» What is needed
The exercise asks you to copy every line below in which "kaum" appears.

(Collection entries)
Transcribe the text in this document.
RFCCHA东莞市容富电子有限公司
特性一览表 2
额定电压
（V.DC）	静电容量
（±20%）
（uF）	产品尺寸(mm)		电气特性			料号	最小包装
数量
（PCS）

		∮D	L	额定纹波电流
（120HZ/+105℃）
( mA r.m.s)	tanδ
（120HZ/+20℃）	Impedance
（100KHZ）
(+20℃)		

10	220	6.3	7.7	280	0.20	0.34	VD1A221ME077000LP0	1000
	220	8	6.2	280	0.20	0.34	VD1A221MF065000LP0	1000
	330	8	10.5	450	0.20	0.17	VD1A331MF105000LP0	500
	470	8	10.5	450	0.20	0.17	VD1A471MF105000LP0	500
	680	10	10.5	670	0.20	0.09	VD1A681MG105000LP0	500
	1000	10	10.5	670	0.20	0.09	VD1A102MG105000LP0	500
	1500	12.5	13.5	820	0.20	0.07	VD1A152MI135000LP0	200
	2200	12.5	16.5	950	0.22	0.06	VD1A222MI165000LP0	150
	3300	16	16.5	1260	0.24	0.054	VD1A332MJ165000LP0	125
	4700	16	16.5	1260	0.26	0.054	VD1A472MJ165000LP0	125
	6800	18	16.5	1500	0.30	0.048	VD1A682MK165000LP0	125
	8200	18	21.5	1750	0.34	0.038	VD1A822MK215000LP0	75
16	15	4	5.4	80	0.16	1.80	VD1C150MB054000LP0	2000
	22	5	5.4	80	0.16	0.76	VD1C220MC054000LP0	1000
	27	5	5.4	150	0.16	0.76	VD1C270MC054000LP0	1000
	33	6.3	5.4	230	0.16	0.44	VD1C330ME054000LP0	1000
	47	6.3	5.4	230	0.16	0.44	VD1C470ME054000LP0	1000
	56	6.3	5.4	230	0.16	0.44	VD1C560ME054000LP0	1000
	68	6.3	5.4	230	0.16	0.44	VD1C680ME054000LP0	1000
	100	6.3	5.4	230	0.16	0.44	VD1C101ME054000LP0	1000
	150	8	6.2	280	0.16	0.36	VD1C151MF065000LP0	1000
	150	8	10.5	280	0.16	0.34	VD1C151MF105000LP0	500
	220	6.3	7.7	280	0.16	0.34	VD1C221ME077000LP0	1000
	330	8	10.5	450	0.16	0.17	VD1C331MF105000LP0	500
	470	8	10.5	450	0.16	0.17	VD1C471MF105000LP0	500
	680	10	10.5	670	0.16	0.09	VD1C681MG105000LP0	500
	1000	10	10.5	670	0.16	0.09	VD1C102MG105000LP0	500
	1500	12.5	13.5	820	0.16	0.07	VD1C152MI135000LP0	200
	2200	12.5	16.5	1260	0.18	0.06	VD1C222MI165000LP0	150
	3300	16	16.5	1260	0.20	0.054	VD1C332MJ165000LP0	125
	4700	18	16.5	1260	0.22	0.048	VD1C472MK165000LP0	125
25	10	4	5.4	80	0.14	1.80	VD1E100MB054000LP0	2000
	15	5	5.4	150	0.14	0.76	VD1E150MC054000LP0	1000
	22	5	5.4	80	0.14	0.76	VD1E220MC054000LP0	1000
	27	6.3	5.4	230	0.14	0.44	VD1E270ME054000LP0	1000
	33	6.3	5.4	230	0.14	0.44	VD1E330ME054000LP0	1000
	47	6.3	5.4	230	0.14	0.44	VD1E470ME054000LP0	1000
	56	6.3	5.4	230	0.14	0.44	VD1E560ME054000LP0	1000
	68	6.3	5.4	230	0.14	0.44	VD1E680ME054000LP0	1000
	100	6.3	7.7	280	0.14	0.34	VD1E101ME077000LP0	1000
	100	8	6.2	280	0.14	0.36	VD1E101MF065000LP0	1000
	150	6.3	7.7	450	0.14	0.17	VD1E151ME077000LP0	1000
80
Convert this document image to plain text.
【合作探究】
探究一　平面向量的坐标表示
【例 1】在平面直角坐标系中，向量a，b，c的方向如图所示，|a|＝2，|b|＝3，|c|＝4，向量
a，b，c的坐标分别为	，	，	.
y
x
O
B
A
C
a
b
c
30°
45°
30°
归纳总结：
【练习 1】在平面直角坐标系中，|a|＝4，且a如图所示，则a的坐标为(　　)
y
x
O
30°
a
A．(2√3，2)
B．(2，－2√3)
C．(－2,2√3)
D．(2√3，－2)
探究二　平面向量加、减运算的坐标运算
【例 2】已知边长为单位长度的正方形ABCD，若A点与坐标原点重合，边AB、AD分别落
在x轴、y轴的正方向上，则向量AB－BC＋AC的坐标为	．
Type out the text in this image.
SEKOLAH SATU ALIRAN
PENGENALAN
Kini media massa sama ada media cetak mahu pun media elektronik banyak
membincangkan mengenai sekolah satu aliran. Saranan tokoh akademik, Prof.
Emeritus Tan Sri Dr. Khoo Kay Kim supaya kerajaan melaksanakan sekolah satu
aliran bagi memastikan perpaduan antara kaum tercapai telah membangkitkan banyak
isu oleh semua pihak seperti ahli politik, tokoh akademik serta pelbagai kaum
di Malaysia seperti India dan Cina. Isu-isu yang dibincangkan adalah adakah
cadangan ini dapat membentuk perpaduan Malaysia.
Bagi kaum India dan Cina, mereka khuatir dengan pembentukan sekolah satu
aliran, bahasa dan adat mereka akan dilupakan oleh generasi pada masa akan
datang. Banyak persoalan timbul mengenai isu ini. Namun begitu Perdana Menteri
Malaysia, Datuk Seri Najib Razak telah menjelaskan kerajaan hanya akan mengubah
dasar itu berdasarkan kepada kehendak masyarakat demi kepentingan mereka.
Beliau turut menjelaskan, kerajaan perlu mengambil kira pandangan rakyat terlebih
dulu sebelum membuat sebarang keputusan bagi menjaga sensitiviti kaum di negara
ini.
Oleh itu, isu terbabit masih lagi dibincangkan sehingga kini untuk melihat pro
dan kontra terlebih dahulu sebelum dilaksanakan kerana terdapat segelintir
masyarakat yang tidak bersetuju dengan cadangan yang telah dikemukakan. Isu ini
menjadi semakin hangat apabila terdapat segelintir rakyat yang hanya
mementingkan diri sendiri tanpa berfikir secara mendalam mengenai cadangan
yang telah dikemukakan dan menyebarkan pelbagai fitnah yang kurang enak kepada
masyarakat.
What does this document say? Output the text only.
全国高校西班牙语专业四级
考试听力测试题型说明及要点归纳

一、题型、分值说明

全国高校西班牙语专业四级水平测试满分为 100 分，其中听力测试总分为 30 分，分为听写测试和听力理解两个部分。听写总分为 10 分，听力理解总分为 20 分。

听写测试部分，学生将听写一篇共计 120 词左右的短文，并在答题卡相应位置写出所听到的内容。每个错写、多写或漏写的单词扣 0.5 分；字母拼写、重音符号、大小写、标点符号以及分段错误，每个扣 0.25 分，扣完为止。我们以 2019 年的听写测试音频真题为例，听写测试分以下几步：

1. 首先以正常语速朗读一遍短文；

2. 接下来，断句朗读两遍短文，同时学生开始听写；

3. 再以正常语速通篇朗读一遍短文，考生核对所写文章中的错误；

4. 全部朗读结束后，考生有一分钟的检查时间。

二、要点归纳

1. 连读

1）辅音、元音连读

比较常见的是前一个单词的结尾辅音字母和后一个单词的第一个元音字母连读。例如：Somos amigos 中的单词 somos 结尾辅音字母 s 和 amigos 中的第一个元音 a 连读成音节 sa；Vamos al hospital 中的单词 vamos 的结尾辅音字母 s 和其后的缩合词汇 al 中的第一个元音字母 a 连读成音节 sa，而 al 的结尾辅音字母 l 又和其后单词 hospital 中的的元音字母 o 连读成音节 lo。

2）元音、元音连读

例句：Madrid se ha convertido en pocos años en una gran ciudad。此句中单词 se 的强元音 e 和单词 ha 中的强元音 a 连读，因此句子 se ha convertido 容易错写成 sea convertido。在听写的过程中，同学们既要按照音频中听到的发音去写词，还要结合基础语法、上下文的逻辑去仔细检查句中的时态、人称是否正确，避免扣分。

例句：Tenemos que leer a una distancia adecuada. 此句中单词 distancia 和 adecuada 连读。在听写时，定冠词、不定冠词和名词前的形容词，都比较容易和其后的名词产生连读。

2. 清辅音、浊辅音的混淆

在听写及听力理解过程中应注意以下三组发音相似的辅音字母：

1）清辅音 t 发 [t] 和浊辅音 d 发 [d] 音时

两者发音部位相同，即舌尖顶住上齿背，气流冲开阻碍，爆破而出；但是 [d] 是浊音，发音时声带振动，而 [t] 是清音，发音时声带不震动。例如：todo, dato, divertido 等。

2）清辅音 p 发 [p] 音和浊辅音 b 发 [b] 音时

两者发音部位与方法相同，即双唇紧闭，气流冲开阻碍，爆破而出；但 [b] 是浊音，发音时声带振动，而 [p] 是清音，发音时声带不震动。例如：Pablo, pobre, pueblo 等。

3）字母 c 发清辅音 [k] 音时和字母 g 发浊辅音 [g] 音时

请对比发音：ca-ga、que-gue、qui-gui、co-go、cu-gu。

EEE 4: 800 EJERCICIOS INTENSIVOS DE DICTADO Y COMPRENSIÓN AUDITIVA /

» Result of the exercise
aliran bagi memastikan perpaduan antara kaum tercapai telah membangkitkan banyak
isu oleh semua pihak seperti ahli politik, tokoh akademik serta pelbagai kaum
Bagi kaum India dan Cina, mereka khuatir dengan pembentukan sekolah satu
dulu sebelum membuat sebarang keputusan bagi menjaga sensitiviti kaum di negara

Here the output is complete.